The task -
Every record below should be repeated word for word, with the pictures left out.

Extracted material -
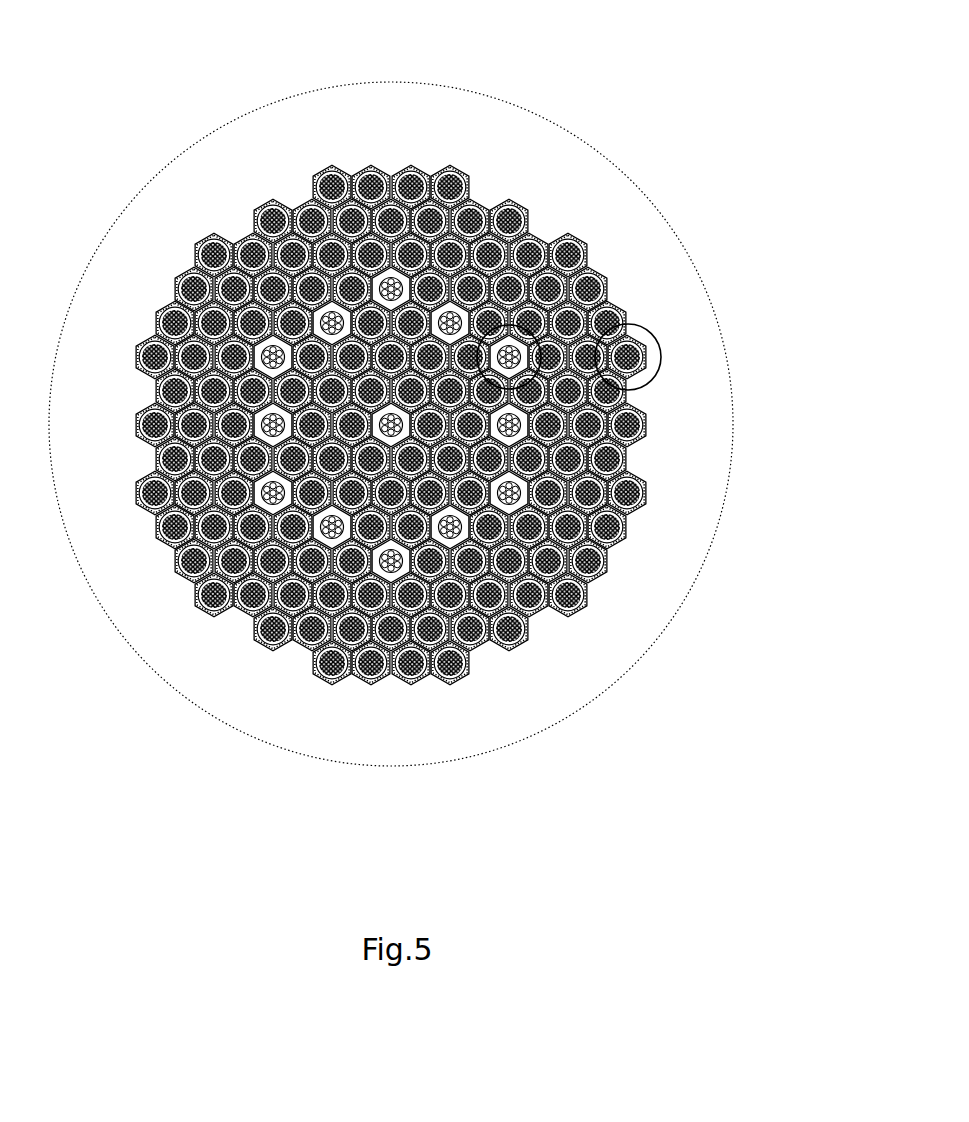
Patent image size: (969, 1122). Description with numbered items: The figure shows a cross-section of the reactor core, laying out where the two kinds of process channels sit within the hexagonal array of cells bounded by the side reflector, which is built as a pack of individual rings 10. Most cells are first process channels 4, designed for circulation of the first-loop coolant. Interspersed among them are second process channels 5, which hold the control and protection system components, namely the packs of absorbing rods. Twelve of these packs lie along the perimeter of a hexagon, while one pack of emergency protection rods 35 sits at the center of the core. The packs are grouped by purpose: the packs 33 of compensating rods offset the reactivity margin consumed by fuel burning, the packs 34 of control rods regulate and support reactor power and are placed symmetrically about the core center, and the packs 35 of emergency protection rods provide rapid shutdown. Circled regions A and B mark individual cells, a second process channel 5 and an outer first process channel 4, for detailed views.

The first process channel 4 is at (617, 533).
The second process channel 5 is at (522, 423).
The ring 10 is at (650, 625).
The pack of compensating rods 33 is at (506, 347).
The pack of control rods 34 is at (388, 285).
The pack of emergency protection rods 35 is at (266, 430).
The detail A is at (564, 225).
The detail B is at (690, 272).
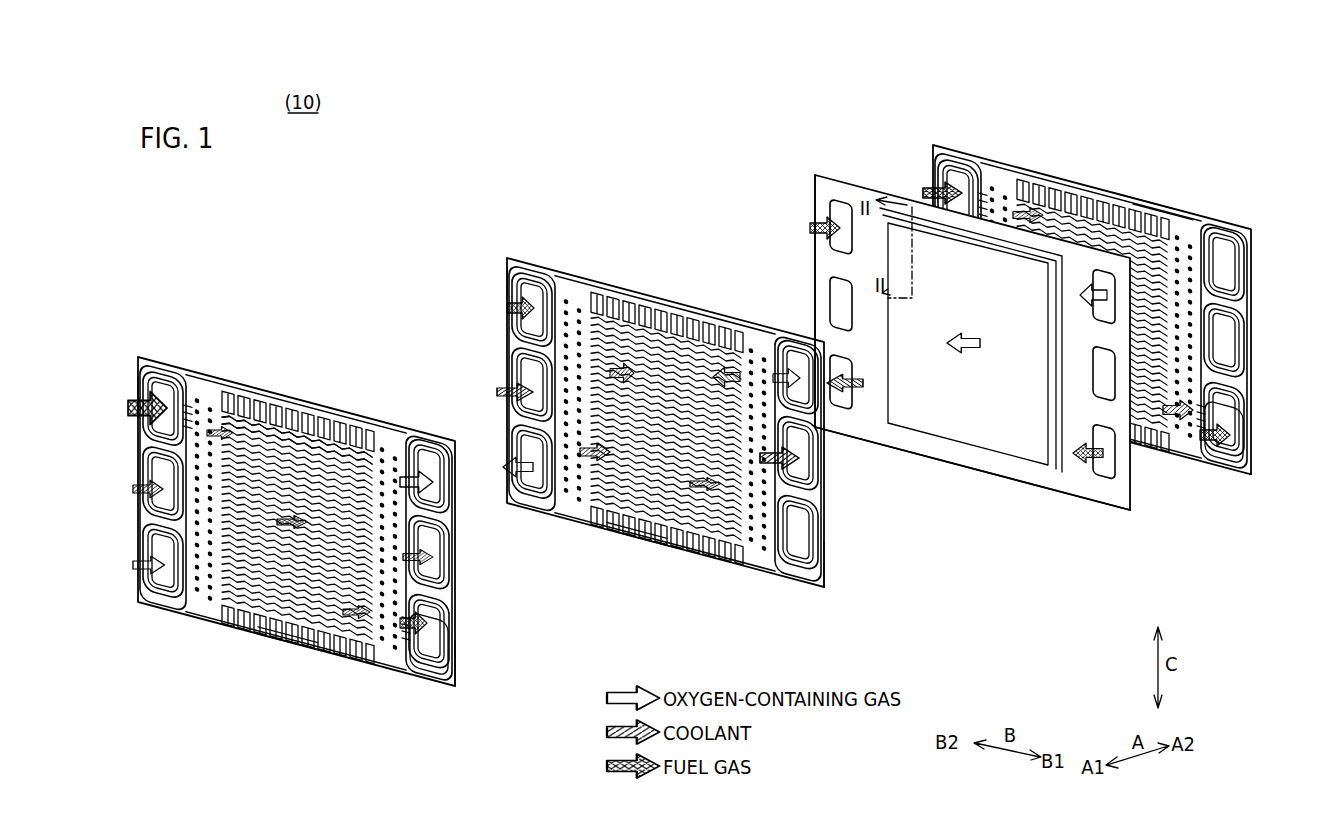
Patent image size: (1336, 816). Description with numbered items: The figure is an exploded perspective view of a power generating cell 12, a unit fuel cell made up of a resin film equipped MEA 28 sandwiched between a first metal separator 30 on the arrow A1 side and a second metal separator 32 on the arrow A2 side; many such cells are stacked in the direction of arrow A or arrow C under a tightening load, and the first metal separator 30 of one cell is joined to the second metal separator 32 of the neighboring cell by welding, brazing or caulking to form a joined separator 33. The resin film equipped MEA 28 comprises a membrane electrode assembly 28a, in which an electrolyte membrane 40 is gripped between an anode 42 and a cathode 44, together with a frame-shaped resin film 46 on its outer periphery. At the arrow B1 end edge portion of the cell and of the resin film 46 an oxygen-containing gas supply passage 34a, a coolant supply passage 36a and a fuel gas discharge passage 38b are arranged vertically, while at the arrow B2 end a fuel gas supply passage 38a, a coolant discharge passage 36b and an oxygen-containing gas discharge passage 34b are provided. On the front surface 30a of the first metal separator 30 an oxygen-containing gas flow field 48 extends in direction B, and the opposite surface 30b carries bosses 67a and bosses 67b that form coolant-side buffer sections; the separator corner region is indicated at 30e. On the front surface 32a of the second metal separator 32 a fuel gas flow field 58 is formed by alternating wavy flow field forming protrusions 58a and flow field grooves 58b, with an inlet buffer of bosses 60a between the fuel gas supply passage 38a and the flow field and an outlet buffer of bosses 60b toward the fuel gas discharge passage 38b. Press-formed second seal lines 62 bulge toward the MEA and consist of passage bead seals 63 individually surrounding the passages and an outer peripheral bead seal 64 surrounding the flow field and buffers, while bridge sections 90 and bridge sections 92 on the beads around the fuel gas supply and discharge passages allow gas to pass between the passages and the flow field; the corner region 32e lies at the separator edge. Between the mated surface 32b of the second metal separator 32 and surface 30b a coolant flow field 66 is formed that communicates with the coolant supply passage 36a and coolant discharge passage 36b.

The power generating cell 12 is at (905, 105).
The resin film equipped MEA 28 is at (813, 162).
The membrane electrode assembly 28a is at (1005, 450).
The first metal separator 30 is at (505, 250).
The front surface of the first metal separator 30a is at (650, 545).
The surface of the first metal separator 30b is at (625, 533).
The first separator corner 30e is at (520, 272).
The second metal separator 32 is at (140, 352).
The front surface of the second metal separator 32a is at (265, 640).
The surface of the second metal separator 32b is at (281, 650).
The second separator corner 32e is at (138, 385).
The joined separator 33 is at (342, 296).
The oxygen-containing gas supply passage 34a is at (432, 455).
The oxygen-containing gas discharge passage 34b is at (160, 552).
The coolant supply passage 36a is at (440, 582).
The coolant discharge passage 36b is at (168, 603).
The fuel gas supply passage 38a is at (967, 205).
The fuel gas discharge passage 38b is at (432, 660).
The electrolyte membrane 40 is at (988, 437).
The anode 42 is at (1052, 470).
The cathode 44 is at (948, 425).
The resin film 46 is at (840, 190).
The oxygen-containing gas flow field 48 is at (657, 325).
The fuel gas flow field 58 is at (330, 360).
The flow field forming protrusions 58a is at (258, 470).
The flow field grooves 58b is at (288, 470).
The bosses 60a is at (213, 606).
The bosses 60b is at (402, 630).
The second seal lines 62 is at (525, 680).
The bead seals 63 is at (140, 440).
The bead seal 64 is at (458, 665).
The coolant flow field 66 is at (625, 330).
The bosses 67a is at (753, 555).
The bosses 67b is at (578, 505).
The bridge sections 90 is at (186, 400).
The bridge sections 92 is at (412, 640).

Answer to this problem -
Patent image size: (969, 1122). Description with numbered items: The figure shows a cross-section of the reactor core, laying out where the two kinds of process channels sit within the hexagonal array of cells bounded by the side reflector, which is built as a pack of individual rings 10. Most cells are first process channels 4, designed for circulation of the first-loop coolant. Interspersed among them are second process channels 5, which hold the control and protection system components, namely the packs of absorbing rods. Twelve of these packs lie along the perimeter of a hexagon, while one pack of emergency protection rods 35 sits at the center of the core. The packs are grouped by purpose: the packs 33 of compensating rods offset the reactivity margin consumed by fuel burning, the packs 34 of control rods regulate and support reactor power and are placed symmetrically about the core center, and the packs 35 of emergency protection rods provide rapid shutdown. Circled regions A and B mark individual cells, a second process channel 5 and an outer first process channel 4, for detailed views.

The first process channel 4 is at (617, 533).
The second process channel 5 is at (522, 423).
The ring 10 is at (650, 625).
The pack of compensating rods 33 is at (506, 347).
The pack of control rods 34 is at (388, 285).
The pack of emergency protection rods 35 is at (266, 430).
The detail A is at (564, 225).
The detail B is at (690, 272).
Patent image size: (1336, 816). Description with numbered items: The figure is an exploded perspective view of a power generating cell 12, a unit fuel cell made up of a resin film equipped MEA 28 sandwiched between a first metal separator 30 on the arrow A1 side and a second metal separator 32 on the arrow A2 side; many such cells are stacked in the direction of arrow A or arrow C under a tightening load, and the first metal separator 30 of one cell is joined to the second metal separator 32 of the neighboring cell by welding, brazing or caulking to form a joined separator 33. The resin film equipped MEA 28 comprises a membrane electrode assembly 28a, in which an electrolyte membrane 40 is gripped between an anode 42 and a cathode 44, together with a frame-shaped resin film 46 on its outer periphery. At the arrow B1 end edge portion of the cell and of the resin film 46 an oxygen-containing gas supply passage 34a, a coolant supply passage 36a and a fuel gas discharge passage 38b are arranged vertically, while at the arrow B2 end a fuel gas supply passage 38a, a coolant discharge passage 36b and an oxygen-containing gas discharge passage 34b are provided. On the front surface 30a of the first metal separator 30 an oxygen-containing gas flow field 48 extends in direction B, and the opposite surface 30b carries bosses 67a and bosses 67b that form coolant-side buffer sections; the separator corner region is indicated at 30e. On the front surface 32a of the second metal separator 32 a fuel gas flow field 58 is formed by alternating wavy flow field forming protrusions 58a and flow field grooves 58b, with an inlet buffer of bosses 60a between the fuel gas supply passage 38a and the flow field and an outlet buffer of bosses 60b toward the fuel gas discharge passage 38b. Press-formed second seal lines 62 bulge toward the MEA and consist of passage bead seals 63 individually surrounding the passages and an outer peripheral bead seal 64 surrounding the flow field and buffers, while bridge sections 90 and bridge sections 92 on the beads around the fuel gas supply and discharge passages allow gas to pass between the passages and the flow field; the corner region 32e lies at the separator edge. Between the mated surface 32b of the second metal separator 32 and surface 30b a coolant flow field 66 is formed that communicates with the coolant supply passage 36a and coolant discharge passage 36b.

The power generating cell 12 is at (905, 105).
The resin film equipped MEA 28 is at (813, 162).
The membrane electrode assembly 28a is at (1005, 450).
The first metal separator 30 is at (505, 250).
The front surface of the first metal separator 30a is at (650, 545).
The surface of the first metal separator 30b is at (625, 533).
The first separator corner 30e is at (520, 272).
The second metal separator 32 is at (140, 352).
The front surface of the second metal separator 32a is at (265, 640).
The surface of the second metal separator 32b is at (281, 650).
The second separator corner 32e is at (138, 385).
The joined separator 33 is at (342, 296).
The oxygen-containing gas supply passage 34a is at (432, 455).
The oxygen-containing gas discharge passage 34b is at (160, 552).
The coolant supply passage 36a is at (440, 582).
The coolant discharge passage 36b is at (168, 603).
The fuel gas supply passage 38a is at (967, 205).
The fuel gas discharge passage 38b is at (432, 660).
The electrolyte membrane 40 is at (988, 437).
The anode 42 is at (1052, 470).
The cathode 44 is at (948, 425).
The resin film 46 is at (840, 190).
The oxygen-containing gas flow field 48 is at (657, 325).
The fuel gas flow field 58 is at (330, 360).
The flow field forming protrusions 58a is at (258, 470).
The flow field grooves 58b is at (288, 470).
The bosses 60a is at (213, 606).
The bosses 60b is at (402, 630).
The second seal lines 62 is at (525, 680).
The bead seals 63 is at (140, 440).
The bead seal 64 is at (458, 665).
The coolant flow field 66 is at (625, 330).
The bosses 67a is at (753, 555).
The bosses 67b is at (578, 505).
The bridge sections 90 is at (186, 400).
The bridge sections 92 is at (412, 640).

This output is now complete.